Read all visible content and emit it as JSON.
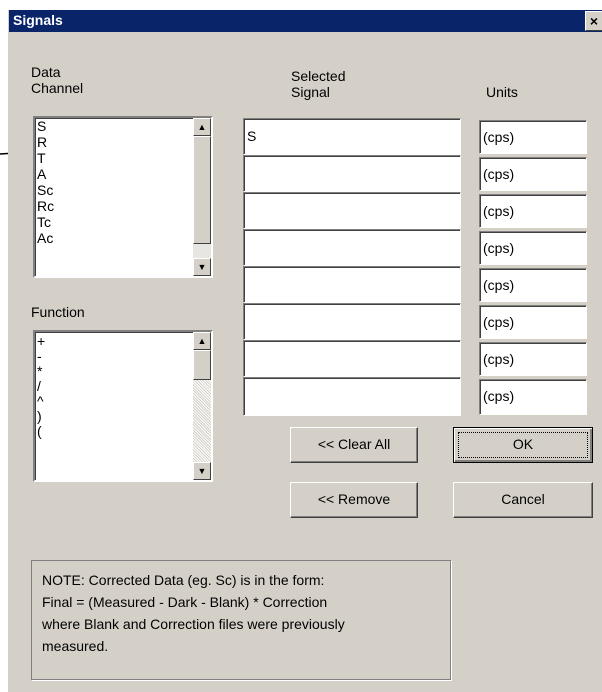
{
  "window": {
    "title": "Signals",
    "close_glyph": "×"
  },
  "labels": {
    "data_channel": "Data\nChannel",
    "selected_signal": "Selected\nSignal",
    "units": "Units",
    "function": "Function"
  },
  "data_channel_list": [
    "S",
    "R",
    "T",
    "A",
    "Sc",
    "Rc",
    "Tc",
    "Ac"
  ],
  "function_list": [
    "+",
    "-",
    "*",
    "/",
    "^",
    ")",
    "("
  ],
  "selected_signals": [
    "S",
    "",
    "",
    "",
    "",
    "",
    "",
    ""
  ],
  "units": [
    "(cps)",
    "(cps)",
    "(cps)",
    "(cps)",
    "(cps)",
    "(cps)",
    "(cps)",
    "(cps)"
  ],
  "buttons": {
    "clear_all": "<< Clear All",
    "ok": "OK",
    "remove": "<< Remove",
    "cancel": "Cancel"
  },
  "note": "NOTE: Corrected Data (eg. Sc) is in the form:\nFinal = (Measured - Dark - Blank) * Correction\nwhere Blank and Correction files were previously\nmeasured.",
  "icons": {
    "scroll_up": "up-arrow-icon",
    "scroll_down": "down-arrow-icon",
    "annotation": "pointer-arrow"
  }
}
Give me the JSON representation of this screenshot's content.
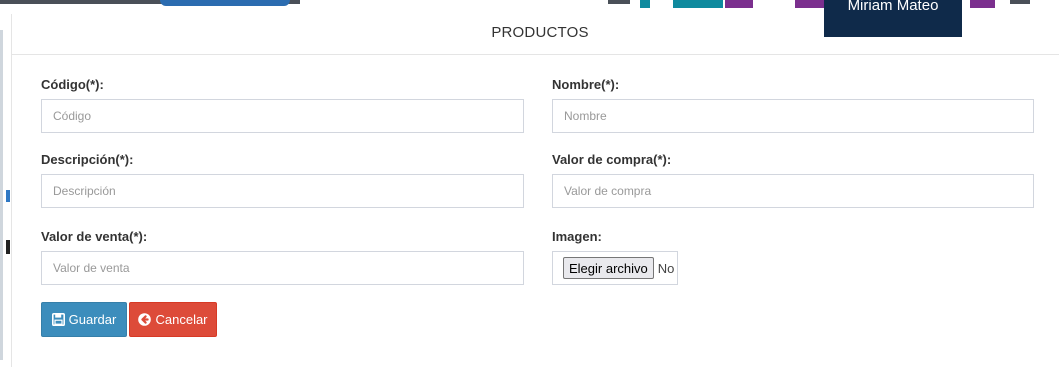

■ **EXERCISE REQUIREMENTS**
The material above must be printed exactly, with its pictures left out.

■ **FINAL ANSWER**
Read all visible content and emit it as JSON.
{
  "window": {
    "title": "Signals",
    "close_glyph": "×"
  },
  "labels": {
    "data_channel": "Data\nChannel",
    "selected_signal": "Selected\nSignal",
    "units": "Units",
    "function": "Function"
  },
  "data_channel_list": [
    "S",
    "R",
    "T",
    "A",
    "Sc",
    "Rc",
    "Tc",
    "Ac"
  ],
  "function_list": [
    "+",
    "-",
    "*",
    "/",
    "^",
    ")",
    "("
  ],
  "selected_signals": [
    "S",
    "",
    "",
    "",
    "",
    "",
    "",
    ""
  ],
  "units": [
    "(cps)",
    "(cps)",
    "(cps)",
    "(cps)",
    "(cps)",
    "(cps)",
    "(cps)",
    "(cps)"
  ],
  "buttons": {
    "clear_all": "<< Clear All",
    "ok": "OK",
    "remove": "<< Remove",
    "cancel": "Cancel"
  },
  "note": "NOTE: Corrected Data (eg. Sc) is in the form:\nFinal = (Measured - Dark - Blank) * Correction\nwhere Blank and Correction files were previously\nmeasured.",
  "icons": {
    "scroll_up": "up-arrow-icon",
    "scroll_down": "down-arrow-icon",
    "annotation": "pointer-arrow"
  }
}
Give me the JSON representation of this screenshot's content.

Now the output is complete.